## Task instructions
Repeat the lines of the material word for word, starting at the line that contains "access-trace xyxy=(374,269,528,273)" and ending at the line that contains "access-point xyxy=(514,270,517,273)", with both of those lines included.

#### Input for this task

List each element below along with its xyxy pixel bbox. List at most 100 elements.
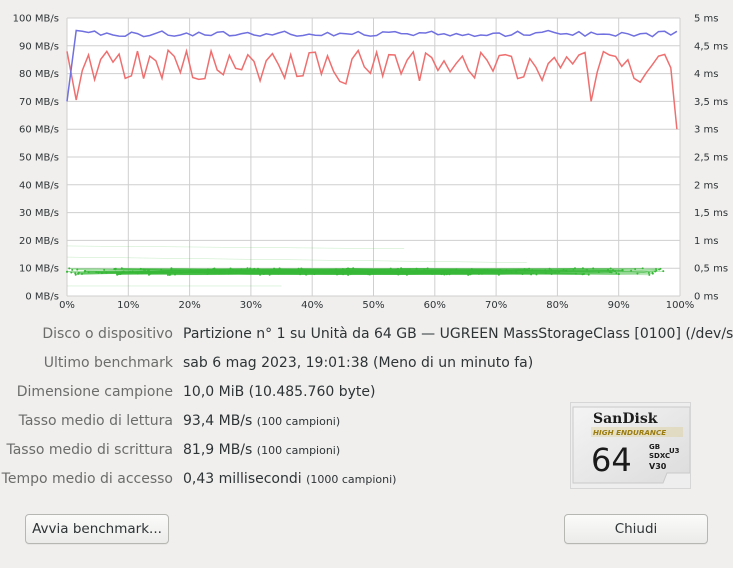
access-trace xyxy=(374,269,528,273)
access-trace xyxy=(241,269,429,273)
access-trace xyxy=(411,269,564,274)
x-tick-label: 30% xyxy=(240,300,262,311)
card-capacity: 64 xyxy=(591,441,632,479)
access-point xyxy=(384,272,387,275)
access-time-label: Tempo medio di accesso xyxy=(1,471,173,487)
access-trace xyxy=(372,273,479,275)
access-trace xyxy=(228,271,344,274)
close-button[interactable]: Chiudi xyxy=(564,514,708,544)
access-trace xyxy=(120,272,442,275)
access-trace xyxy=(123,270,279,273)
access-point xyxy=(401,271,404,274)
access-trace xyxy=(499,269,649,274)
access-point xyxy=(535,273,538,276)
access-point xyxy=(297,267,300,270)
access-point xyxy=(197,271,200,274)
access-point xyxy=(231,268,234,271)
access-trace xyxy=(533,268,576,274)
access-point xyxy=(337,270,340,273)
access-point xyxy=(615,272,618,275)
access-point xyxy=(514,270,517,273)
read-rate-row: Tasso medio di lettura 93,4 MB/s (100 ca… xyxy=(0,413,733,435)
access-point xyxy=(235,269,238,272)
access-point xyxy=(335,268,338,271)
access-point xyxy=(573,267,576,270)
access-trace xyxy=(121,268,391,273)
access-point xyxy=(131,270,134,273)
access-trace xyxy=(466,269,528,273)
access-trace xyxy=(214,269,456,273)
access-time-number: 0,43 millisecondi xyxy=(183,471,302,487)
access-point xyxy=(74,273,77,276)
start-benchmark-button[interactable]: Avvia benchmark... xyxy=(25,514,169,544)
x-tick-label: 0% xyxy=(59,300,75,311)
access-point xyxy=(323,272,326,275)
access-trace xyxy=(277,271,576,274)
access-trace xyxy=(472,270,623,272)
access-trace xyxy=(313,271,365,274)
y-left-tick-label: 90 MB/s xyxy=(19,41,59,52)
access-point xyxy=(634,268,637,271)
write-rate-label: Tasso medio di scrittura xyxy=(6,442,173,458)
access-point xyxy=(301,268,304,271)
access-trace xyxy=(77,269,330,271)
access-point xyxy=(410,271,413,274)
y-left-tick-label: 30 MB/s xyxy=(19,208,59,219)
y-right-tick-label: 3,5 ms xyxy=(694,97,728,108)
access-trace xyxy=(189,271,261,275)
access-trace xyxy=(390,268,399,273)
access-point xyxy=(352,267,355,270)
access-point xyxy=(373,270,376,273)
access-trace xyxy=(132,271,325,274)
access-trace xyxy=(254,268,435,273)
access-point xyxy=(312,270,315,273)
access-trace xyxy=(398,270,567,275)
access-point xyxy=(305,273,308,276)
access-trace xyxy=(390,269,574,272)
access-point xyxy=(122,270,125,273)
access-trace xyxy=(250,268,433,275)
access-trace xyxy=(167,273,552,276)
access-trace xyxy=(85,270,337,273)
access-point xyxy=(135,271,138,274)
access-trace xyxy=(349,268,445,273)
access-trace xyxy=(66,245,405,249)
access-point xyxy=(322,270,325,273)
access-point xyxy=(249,267,252,270)
access-point xyxy=(147,273,150,276)
access-point xyxy=(554,271,557,274)
access-point xyxy=(361,271,364,274)
access-point xyxy=(277,272,280,275)
access-trace xyxy=(279,268,567,272)
access-trace xyxy=(310,272,532,275)
access-point xyxy=(662,270,665,273)
access-trace xyxy=(130,269,191,273)
access-trace xyxy=(75,267,248,275)
access-trace xyxy=(207,268,661,274)
access-point xyxy=(574,272,577,275)
access-trace xyxy=(161,269,403,273)
access-point xyxy=(407,270,410,273)
access-point xyxy=(348,268,351,271)
access-trace xyxy=(415,270,427,274)
access-point xyxy=(371,272,374,275)
access-point xyxy=(166,273,169,276)
access-trace xyxy=(372,273,471,275)
y-left-tick-label: 50 MB/s xyxy=(19,153,59,164)
access-trace xyxy=(598,270,623,273)
sample-size-value: 10,0 MiB (10.485.760 byte) xyxy=(183,384,376,400)
x-tick-label: 70% xyxy=(485,300,507,311)
access-trace xyxy=(336,270,664,275)
access-trace xyxy=(250,268,454,273)
access-trace xyxy=(67,271,512,273)
write-series-line xyxy=(66,48,678,130)
access-point xyxy=(550,272,553,275)
access-trace xyxy=(208,272,552,275)
access-trace xyxy=(271,270,409,273)
y-right-tick-label: 0 ms xyxy=(694,292,719,303)
access-point xyxy=(455,268,458,271)
access-trace xyxy=(551,269,632,271)
access-trace xyxy=(371,268,391,272)
access-point xyxy=(342,273,345,276)
access-point xyxy=(614,270,617,273)
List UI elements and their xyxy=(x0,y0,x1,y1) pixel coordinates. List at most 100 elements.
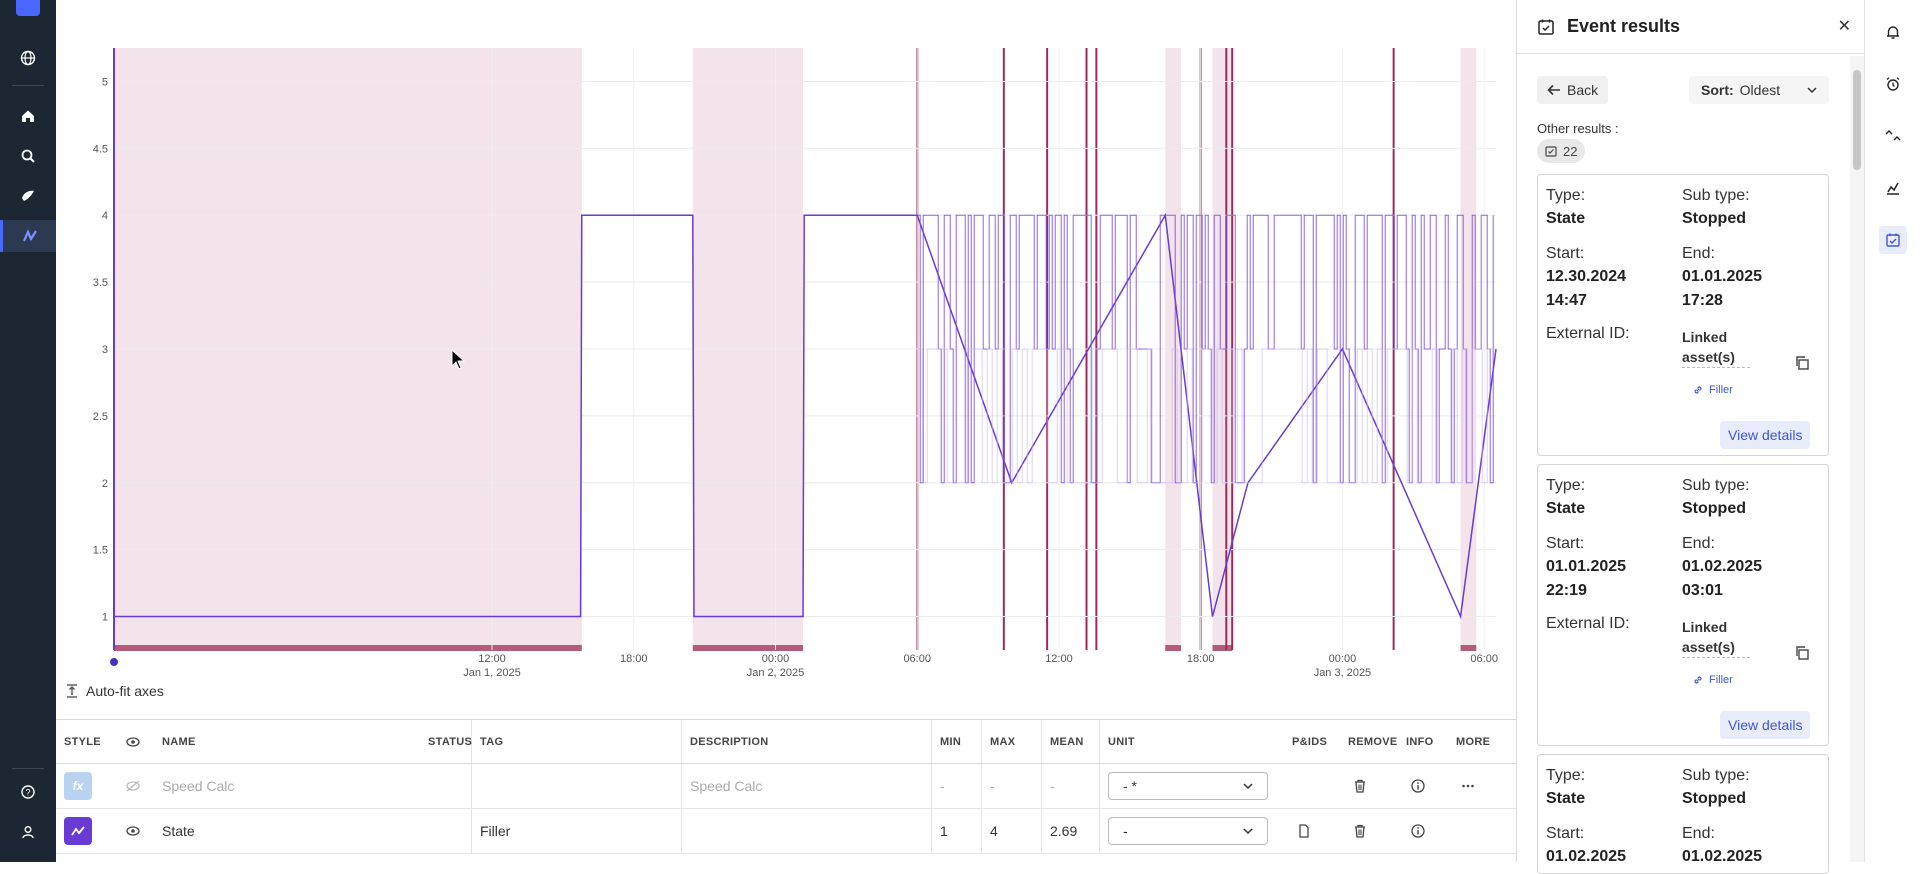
globe-icon[interactable] xyxy=(12,42,44,74)
axis-handle xyxy=(110,658,118,666)
auto-fit-label: Auto-fit axes xyxy=(86,683,164,699)
unit-select[interactable]: - xyxy=(1108,817,1268,845)
event-bar xyxy=(1212,645,1233,651)
info-icon[interactable] xyxy=(1406,819,1430,843)
search-icon[interactable] xyxy=(12,140,44,172)
visible-icon[interactable] xyxy=(118,809,154,853)
series-line xyxy=(114,212,1497,620)
copy-icon[interactable] xyxy=(1794,355,1810,371)
asset-link[interactable]: Filler xyxy=(1692,384,1733,396)
charts-icon[interactable] xyxy=(0,220,56,252)
x-tick-label: 06:00 xyxy=(1470,653,1498,665)
y-tick-label: 4 xyxy=(102,210,108,222)
x-tick-date: Jan 2, 2025 xyxy=(747,667,805,679)
function-icon[interactable]: fx xyxy=(64,772,92,800)
col-info: INFO xyxy=(1406,735,1434,748)
document-icon[interactable] xyxy=(1292,819,1316,843)
unit-value: - * xyxy=(1123,778,1137,794)
svg-text:?: ? xyxy=(25,788,30,798)
auto-fit-axes-button[interactable]: Auto-fit axes xyxy=(66,683,164,699)
x-tick-label: 18:00 xyxy=(620,653,648,665)
fit-vertical-icon xyxy=(67,684,77,698)
x-tick-label: 18:00 xyxy=(1187,653,1215,665)
main-area: 1 1.5 2 2.5 3 3.5 4 4.5 5 12:00 Jan 1, 2025 18:00 00… xyxy=(56,0,1516,862)
copy-icon[interactable] xyxy=(1794,645,1810,661)
col-description[interactable]: DESCRIPTION xyxy=(682,720,932,763)
table-row[interactable]: fx Speed Calc Speed Calc - - - - * xyxy=(56,764,1516,809)
back-button[interactable]: Back xyxy=(1537,76,1609,104)
y-tick-label: 1 xyxy=(102,612,108,624)
row-max: - xyxy=(982,764,1042,808)
app-logo xyxy=(16,0,40,16)
link-icon xyxy=(1694,676,1702,684)
y-tick-label: 3 xyxy=(102,344,108,356)
home-icon[interactable] xyxy=(12,100,44,132)
bell-icon[interactable] xyxy=(1879,18,1907,46)
close-icon[interactable]: ✕ xyxy=(1837,18,1851,35)
row-max: 4 xyxy=(982,809,1042,853)
panel-scrollbar[interactable] xyxy=(1850,56,1864,862)
info-icon[interactable] xyxy=(1406,774,1430,798)
event-bar xyxy=(1165,645,1182,651)
col-name[interactable]: NAME xyxy=(162,735,196,748)
more-icon[interactable] xyxy=(1456,774,1480,798)
chevron-down-icon xyxy=(1243,783,1253,789)
event-bar xyxy=(114,645,582,651)
col-more: MORE xyxy=(1456,735,1491,748)
line-chart-icon[interactable] xyxy=(64,817,92,845)
event-card[interactable]: Type: State Sub type: Stopped Start: 01.… xyxy=(1537,464,1829,746)
col-status: STATUS xyxy=(420,720,472,763)
view-details-button[interactable]: View details xyxy=(1720,421,1811,449)
hidden-icon[interactable] xyxy=(118,764,154,808)
arrow-left-icon xyxy=(1547,84,1560,96)
timeseries-icon[interactable] xyxy=(1879,122,1907,150)
events-icon[interactable] xyxy=(1879,226,1907,254)
x-tick-label: 12:00 xyxy=(1045,653,1073,665)
col-remove: REMOVE xyxy=(1348,735,1398,748)
x-tick-label: 00:00 xyxy=(1329,653,1357,665)
mouse-cursor xyxy=(451,348,466,370)
asset-link[interactable]: Filler xyxy=(1692,674,1733,686)
y-tick-label: 5 xyxy=(102,76,108,88)
y-tick-label: 4.5 xyxy=(93,143,108,155)
x-tick-date: Jan 1, 2025 xyxy=(463,667,521,679)
col-pids: P&IDS xyxy=(1292,735,1328,748)
chevron-down-icon xyxy=(1243,828,1253,834)
row-name: Speed Calc xyxy=(162,778,235,794)
user-icon[interactable] xyxy=(12,816,44,848)
help-icon[interactable]: ? xyxy=(12,776,44,808)
right-toolbar xyxy=(1864,0,1920,862)
row-min: 1 xyxy=(932,809,982,853)
trash-icon[interactable] xyxy=(1348,774,1372,798)
timeseries-table: STYLE NAME STATUS TAG DESCRIPTION MIN MA… xyxy=(56,719,1516,854)
col-tag[interactable]: TAG xyxy=(472,720,682,763)
other-results-label: Other results : xyxy=(1537,121,1619,136)
row-name: State xyxy=(162,823,195,839)
row-description: Speed Calc xyxy=(682,764,932,808)
row-tag xyxy=(472,764,682,808)
row-mean: 2.69 xyxy=(1042,809,1100,853)
line-chart[interactable]: 1 1.5 2 2.5 3 3.5 4 4.5 5 12:00 Jan 1, 2025 18:00 00… xyxy=(56,0,1516,680)
event-card[interactable]: Type: State Sub type: Stopped Start: 12.… xyxy=(1537,174,1829,456)
panel-title: Event results xyxy=(1567,16,1681,36)
event-bar xyxy=(1460,645,1477,651)
trash-icon[interactable] xyxy=(1348,819,1372,843)
sort-dropdown[interactable]: Sort: Oldest xyxy=(1689,76,1829,104)
event-results-panel: Event results ✕ Back Sort: Oldest Other … xyxy=(1516,0,1865,874)
row-description xyxy=(682,809,932,853)
col-max: MAX xyxy=(982,720,1042,763)
explore-icon[interactable] xyxy=(12,180,44,212)
link-icon xyxy=(1694,386,1702,394)
other-results-badge[interactable]: 22 xyxy=(1537,139,1586,163)
view-details-button[interactable]: View details xyxy=(1720,711,1811,739)
row-tag: Filler xyxy=(472,809,682,853)
table-row[interactable]: State Filler 1 4 2.69 - xyxy=(56,809,1516,854)
row-min: - xyxy=(932,764,982,808)
y-tick-label: 3.5 xyxy=(93,277,108,289)
visibility-header-icon[interactable] xyxy=(118,720,154,763)
event-card[interactable]: Type: State Sub type: Stopped Start: 01.… xyxy=(1537,754,1829,874)
y-tick-label: 2.5 xyxy=(93,411,108,423)
chart-icon[interactable] xyxy=(1879,174,1907,202)
alarm-icon[interactable] xyxy=(1879,70,1907,98)
unit-select[interactable]: - * xyxy=(1108,772,1268,800)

########

## Response to the task
access-trace xyxy=(374,269,528,273)
access-trace xyxy=(241,269,429,273)
access-trace xyxy=(411,269,564,274)
x-tick-label: 30% xyxy=(240,300,262,311)
card-capacity: 64 xyxy=(591,441,632,479)
access-point xyxy=(384,272,387,275)
access-time-label: Tempo medio di accesso xyxy=(1,471,173,487)
access-trace xyxy=(372,273,479,275)
access-trace xyxy=(228,271,344,274)
close-button[interactable]: Chiudi xyxy=(564,514,708,544)
access-trace xyxy=(120,272,442,275)
access-trace xyxy=(123,270,279,273)
access-point xyxy=(401,271,404,274)
access-trace xyxy=(499,269,649,274)
access-point xyxy=(535,273,538,276)
access-point xyxy=(297,267,300,270)
access-point xyxy=(197,271,200,274)
access-point xyxy=(231,268,234,271)
access-trace xyxy=(533,268,576,274)
access-point xyxy=(337,270,340,273)
access-point xyxy=(615,272,618,275)
access-point xyxy=(514,270,517,273)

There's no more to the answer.